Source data

..............................

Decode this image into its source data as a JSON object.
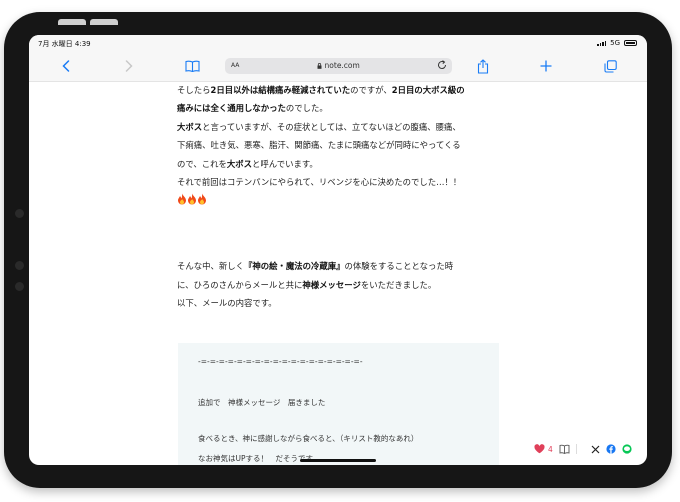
{
  "statusbar": {
    "time": "7月 水曜日 4:39",
    "network": "5G"
  },
  "toolbar": {
    "aa_label": "AA",
    "url": "note.com"
  },
  "article": {
    "lines": [
      [
        {
          "t": "そしたら"
        },
        {
          "t": "2日目以外は結構痛み軽減されていた",
          "b": true
        },
        {
          "t": "のですが、"
        },
        {
          "t": "2日目の大ボス級の",
          "b": true
        }
      ],
      [
        {
          "t": "痛みには全く通用しなかった",
          "b": true
        },
        {
          "t": "のでした。"
        }
      ],
      [
        {
          "t": "大ボス",
          "b": true
        },
        {
          "t": "と言っていますが、その症状としては、立てないほどの腹痛、腰痛、"
        }
      ],
      [
        {
          "t": "下痢痛、吐き気、悪寒、脂汗、関節痛、たまに頭痛などが同時にやってくる"
        }
      ],
      [
        {
          "t": "ので、これを"
        },
        {
          "t": "大ボス",
          "b": true
        },
        {
          "t": "と呼んでいます。"
        }
      ],
      [
        {
          "t": "それで前回はコテンパンにやられて、リベンジを心に決めたのでした…！！"
        }
      ]
    ],
    "fire_count": 3,
    "lines2": [
      [
        {
          "t": "そんな中、新しく"
        },
        {
          "t": "『神の絵・魔法の冷蔵庫』",
          "b": true
        },
        {
          "t": "の体験をすることとなった時"
        }
      ],
      [
        {
          "t": "に、ひろのさんからメールと共に"
        },
        {
          "t": "神様メッセージ",
          "b": true
        },
        {
          "t": "をいただきました。"
        }
      ],
      [
        {
          "t": "以下、メールの内容です。"
        }
      ]
    ]
  },
  "quote": {
    "divider": "-=-=-=-=-=-=-=-=-=-=-=-=-=-=-=-=-=-=-",
    "line1": "追加で　神様メッセージ　届きました",
    "line2": "食べるとき、神に感謝しながら食べると、（キリスト教的なあれ）",
    "line3": "なお神気はUPする！　だそうです"
  },
  "share": {
    "like_count": "4"
  },
  "colors": {
    "like": "#e0405a",
    "accent": "#1a7cf5",
    "facebook": "#1877f2",
    "line": "#06c755"
  }
}
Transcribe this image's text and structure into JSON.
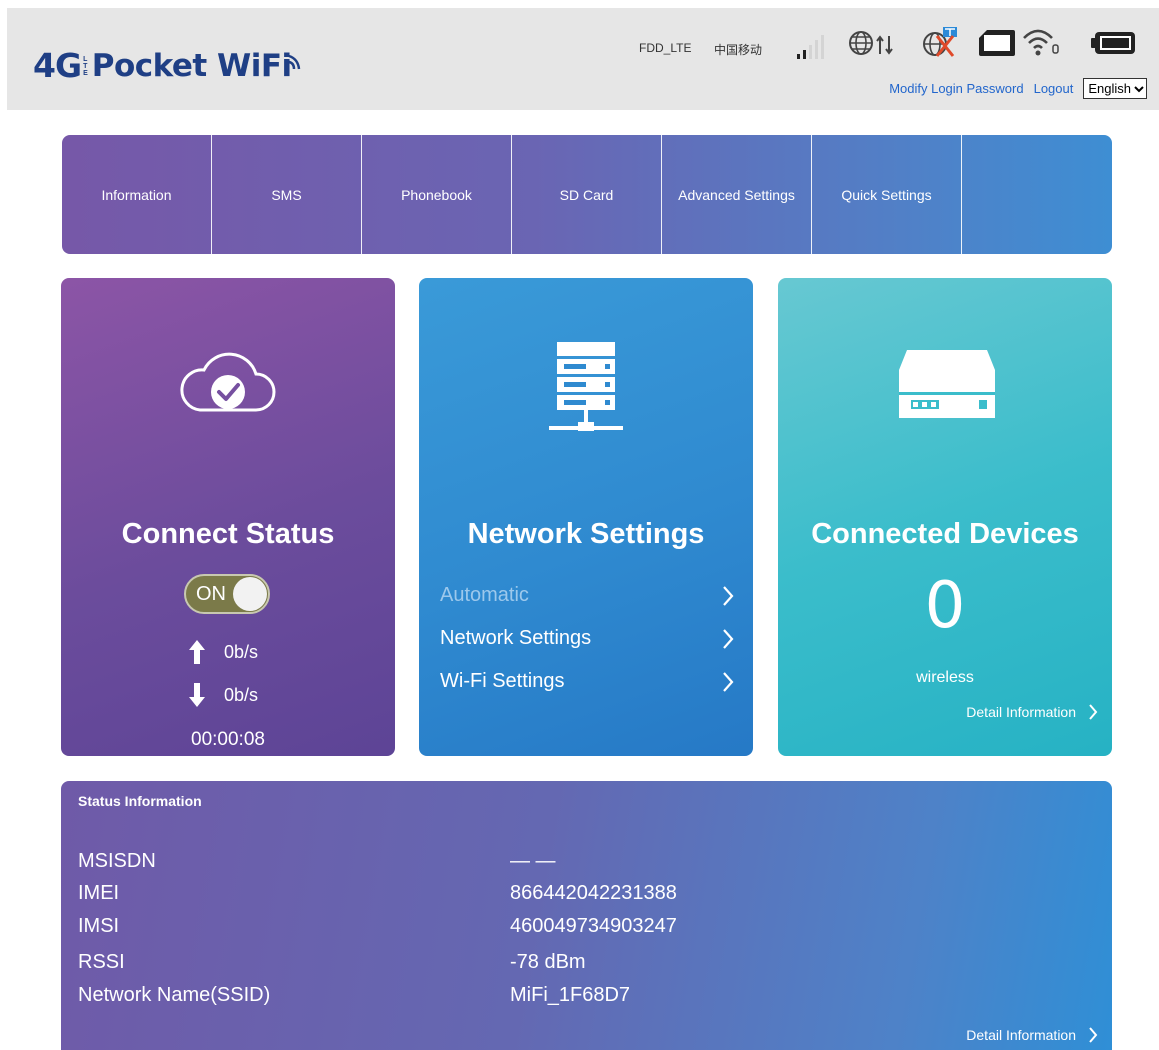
{
  "header": {
    "logo_4g": "4G",
    "logo_lte": [
      "L",
      "T",
      "E"
    ],
    "logo_text": "Pocket WiFi",
    "network_type": "FDD_LTE",
    "operator": "中国移动",
    "signal_level": 2,
    "signal_max": 5,
    "links": {
      "modify_password": "Modify Login Password",
      "logout": "Logout"
    },
    "language": "English"
  },
  "nav": {
    "items": [
      "Information",
      "SMS",
      "Phonebook",
      "SD Card",
      "Advanced Settings",
      "Quick Settings"
    ]
  },
  "connect_card": {
    "title": "Connect Status",
    "toggle_label": "ON",
    "upload_rate": "0b/s",
    "download_rate": "0b/s",
    "uptime": "00:00:08"
  },
  "network_card": {
    "title": "Network Settings",
    "items": [
      "Automatic",
      "Network Settings",
      "Wi-Fi Settings"
    ]
  },
  "devices_card": {
    "title": "Connected Devices",
    "count": "0",
    "type_label": "wireless",
    "detail_link": "Detail Information"
  },
  "status": {
    "title": "Status Information",
    "rows": [
      {
        "label": "MSISDN",
        "value": "— —"
      },
      {
        "label": "IMEI",
        "value": "866442042231388"
      },
      {
        "label": "IMSI",
        "value": "460049734903247"
      },
      {
        "label": "RSSI",
        "value": "-78 dBm"
      },
      {
        "label": "Network Name(SSID)",
        "value": "MiFi_1F68D7"
      }
    ],
    "detail_link": "Detail Information"
  },
  "colors": {
    "header_bg": "#e6e6e6",
    "logo": "#1f3f85",
    "link": "#2266cc",
    "connect_card": "#7650a0",
    "network_card": "#2f8ad0",
    "devices_card": "#3bbdcb",
    "toggle_on": "#7b7a49"
  }
}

..............................

--- Problem requirements ---
Above are records to transcribe exactly; leave their pictures out.

--- Exercise response ---
Decode this image into its source data as a JSON object.
{
  "statusbar": {
    "time": "7月 水曜日 4:39",
    "network": "5G"
  },
  "toolbar": {
    "aa_label": "AA",
    "url": "note.com"
  },
  "article": {
    "lines": [
      [
        {
          "t": "そしたら"
        },
        {
          "t": "2日目以外は結構痛み軽減されていた",
          "b": true
        },
        {
          "t": "のですが、"
        },
        {
          "t": "2日目の大ボス級の",
          "b": true
        }
      ],
      [
        {
          "t": "痛みには全く通用しなかった",
          "b": true
        },
        {
          "t": "のでした。"
        }
      ],
      [
        {
          "t": "大ボス",
          "b": true
        },
        {
          "t": "と言っていますが、その症状としては、立てないほどの腹痛、腰痛、"
        }
      ],
      [
        {
          "t": "下痢痛、吐き気、悪寒、脂汗、関節痛、たまに頭痛などが同時にやってくる"
        }
      ],
      [
        {
          "t": "ので、これを"
        },
        {
          "t": "大ボス",
          "b": true
        },
        {
          "t": "と呼んでいます。"
        }
      ],
      [
        {
          "t": "それで前回はコテンパンにやられて、リベンジを心に決めたのでした…！！"
        }
      ]
    ],
    "fire_count": 3,
    "lines2": [
      [
        {
          "t": "そんな中、新しく"
        },
        {
          "t": "『神の絵・魔法の冷蔵庫』",
          "b": true
        },
        {
          "t": "の体験をすることとなった時"
        }
      ],
      [
        {
          "t": "に、ひろのさんからメールと共に"
        },
        {
          "t": "神様メッセージ",
          "b": true
        },
        {
          "t": "をいただきました。"
        }
      ],
      [
        {
          "t": "以下、メールの内容です。"
        }
      ]
    ]
  },
  "quote": {
    "divider": "-=-=-=-=-=-=-=-=-=-=-=-=-=-=-=-=-=-=-",
    "line1": "追加で　神様メッセージ　届きました",
    "line2": "食べるとき、神に感謝しながら食べると、（キリスト教的なあれ）",
    "line3": "なお神気はUPする！　だそうです"
  },
  "share": {
    "like_count": "4"
  },
  "colors": {
    "like": "#e0405a",
    "accent": "#1a7cf5",
    "facebook": "#1877f2",
    "line": "#06c755"
  }
}
Transcribe this image's text and structure into JSON.
{
  "header": {
    "logo_4g": "4G",
    "logo_lte": [
      "L",
      "T",
      "E"
    ],
    "logo_text": "Pocket WiFi",
    "network_type": "FDD_LTE",
    "operator": "中国移动",
    "signal_level": 2,
    "signal_max": 5,
    "links": {
      "modify_password": "Modify Login Password",
      "logout": "Logout"
    },
    "language": "English"
  },
  "nav": {
    "items": [
      "Information",
      "SMS",
      "Phonebook",
      "SD Card",
      "Advanced Settings",
      "Quick Settings"
    ]
  },
  "connect_card": {
    "title": "Connect Status",
    "toggle_label": "ON",
    "upload_rate": "0b/s",
    "download_rate": "0b/s",
    "uptime": "00:00:08"
  },
  "network_card": {
    "title": "Network Settings",
    "items": [
      "Automatic",
      "Network Settings",
      "Wi-Fi Settings"
    ]
  },
  "devices_card": {
    "title": "Connected Devices",
    "count": "0",
    "type_label": "wireless",
    "detail_link": "Detail Information"
  },
  "status": {
    "title": "Status Information",
    "rows": [
      {
        "label": "MSISDN",
        "value": "— —"
      },
      {
        "label": "IMEI",
        "value": "866442042231388"
      },
      {
        "label": "IMSI",
        "value": "460049734903247"
      },
      {
        "label": "RSSI",
        "value": "-78 dBm"
      },
      {
        "label": "Network Name(SSID)",
        "value": "MiFi_1F68D7"
      }
    ],
    "detail_link": "Detail Information"
  },
  "colors": {
    "header_bg": "#e6e6e6",
    "logo": "#1f3f85",
    "link": "#2266cc",
    "connect_card": "#7650a0",
    "network_card": "#2f8ad0",
    "devices_card": "#3bbdcb",
    "toggle_on": "#7b7a49"
  }
}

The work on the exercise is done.